Data entries for graphics:
++++++++++++++++++++

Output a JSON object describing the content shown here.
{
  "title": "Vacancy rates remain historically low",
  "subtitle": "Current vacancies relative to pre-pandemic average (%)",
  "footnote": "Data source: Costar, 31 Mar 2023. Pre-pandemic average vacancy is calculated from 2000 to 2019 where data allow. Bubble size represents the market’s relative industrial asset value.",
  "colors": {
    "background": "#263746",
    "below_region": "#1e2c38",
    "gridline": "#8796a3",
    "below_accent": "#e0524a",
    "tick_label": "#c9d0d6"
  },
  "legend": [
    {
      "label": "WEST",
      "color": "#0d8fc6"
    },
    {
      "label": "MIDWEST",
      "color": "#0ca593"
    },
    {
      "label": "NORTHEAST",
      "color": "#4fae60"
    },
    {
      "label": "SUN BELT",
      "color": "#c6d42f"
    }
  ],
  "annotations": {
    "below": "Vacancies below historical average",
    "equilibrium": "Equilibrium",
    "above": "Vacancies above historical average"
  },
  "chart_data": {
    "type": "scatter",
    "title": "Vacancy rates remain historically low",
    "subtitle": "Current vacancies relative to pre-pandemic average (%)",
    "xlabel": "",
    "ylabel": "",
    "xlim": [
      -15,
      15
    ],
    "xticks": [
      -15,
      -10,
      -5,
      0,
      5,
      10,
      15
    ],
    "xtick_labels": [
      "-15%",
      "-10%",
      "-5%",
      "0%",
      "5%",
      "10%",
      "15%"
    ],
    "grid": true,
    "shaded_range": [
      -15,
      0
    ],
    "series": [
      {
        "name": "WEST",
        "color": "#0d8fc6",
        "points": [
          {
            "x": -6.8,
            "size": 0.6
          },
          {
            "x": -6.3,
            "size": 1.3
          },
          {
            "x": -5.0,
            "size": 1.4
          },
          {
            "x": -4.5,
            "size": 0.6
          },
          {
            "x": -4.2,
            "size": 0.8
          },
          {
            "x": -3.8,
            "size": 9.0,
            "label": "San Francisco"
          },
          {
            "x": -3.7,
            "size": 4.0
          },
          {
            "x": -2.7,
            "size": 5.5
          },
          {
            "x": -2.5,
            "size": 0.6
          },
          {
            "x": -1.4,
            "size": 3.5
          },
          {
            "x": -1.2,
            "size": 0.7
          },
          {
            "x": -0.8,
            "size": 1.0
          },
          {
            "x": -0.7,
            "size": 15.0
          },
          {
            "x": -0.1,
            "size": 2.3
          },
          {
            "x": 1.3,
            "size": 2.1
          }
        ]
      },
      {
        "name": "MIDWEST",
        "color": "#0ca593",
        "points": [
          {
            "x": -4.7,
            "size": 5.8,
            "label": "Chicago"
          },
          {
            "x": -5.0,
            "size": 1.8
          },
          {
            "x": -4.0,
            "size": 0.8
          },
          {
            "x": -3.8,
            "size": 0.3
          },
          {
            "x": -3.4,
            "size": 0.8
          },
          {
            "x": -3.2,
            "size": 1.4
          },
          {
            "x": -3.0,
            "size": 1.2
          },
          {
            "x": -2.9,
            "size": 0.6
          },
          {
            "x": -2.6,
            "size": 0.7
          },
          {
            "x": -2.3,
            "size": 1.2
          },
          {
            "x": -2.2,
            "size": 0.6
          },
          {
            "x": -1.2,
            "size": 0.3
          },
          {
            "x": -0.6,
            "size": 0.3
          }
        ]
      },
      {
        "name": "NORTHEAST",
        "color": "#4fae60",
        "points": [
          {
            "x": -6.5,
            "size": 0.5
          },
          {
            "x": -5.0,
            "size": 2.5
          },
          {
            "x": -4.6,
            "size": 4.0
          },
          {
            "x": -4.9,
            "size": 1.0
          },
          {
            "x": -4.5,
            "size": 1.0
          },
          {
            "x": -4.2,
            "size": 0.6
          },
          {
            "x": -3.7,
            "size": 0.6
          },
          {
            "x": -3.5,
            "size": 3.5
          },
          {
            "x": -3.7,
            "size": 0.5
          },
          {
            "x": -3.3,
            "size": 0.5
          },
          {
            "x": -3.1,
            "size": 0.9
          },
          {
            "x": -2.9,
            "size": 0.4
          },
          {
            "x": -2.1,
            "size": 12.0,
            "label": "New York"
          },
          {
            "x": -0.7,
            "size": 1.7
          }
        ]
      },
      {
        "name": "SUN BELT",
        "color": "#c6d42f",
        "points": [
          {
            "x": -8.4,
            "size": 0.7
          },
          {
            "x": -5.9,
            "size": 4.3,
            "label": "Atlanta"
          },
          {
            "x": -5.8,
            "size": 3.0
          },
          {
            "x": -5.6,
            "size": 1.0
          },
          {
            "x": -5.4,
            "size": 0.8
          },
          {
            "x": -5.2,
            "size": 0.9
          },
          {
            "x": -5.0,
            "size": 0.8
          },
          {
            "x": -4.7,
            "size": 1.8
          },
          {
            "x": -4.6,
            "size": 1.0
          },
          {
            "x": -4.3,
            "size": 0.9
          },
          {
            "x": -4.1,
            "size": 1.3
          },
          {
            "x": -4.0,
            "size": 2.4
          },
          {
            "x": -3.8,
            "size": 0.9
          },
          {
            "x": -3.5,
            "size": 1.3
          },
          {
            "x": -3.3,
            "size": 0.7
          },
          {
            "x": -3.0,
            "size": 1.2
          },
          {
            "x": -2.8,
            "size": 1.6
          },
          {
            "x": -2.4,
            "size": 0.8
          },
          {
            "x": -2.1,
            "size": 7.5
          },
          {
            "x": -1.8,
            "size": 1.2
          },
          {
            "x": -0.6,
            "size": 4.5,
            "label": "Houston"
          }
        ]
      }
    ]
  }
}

++++++++++++++++++++

▶ _Aim_
Reproduce each line of the entries in which the word "relative" is found.

▶ _Written answer_
  "subtitle": "Current vacancies relative to pre-pandemic average (%)",
  "footnote": "Data source: Costar, 31 Mar 2023. Pre-pandemic average vacancy is calculated from 2000 to 2019 where data allow. Bubble size represents the market’s relative industrial asset value.",
    "subtitle": "Current vacancies relative to pre-pandemic average (%)",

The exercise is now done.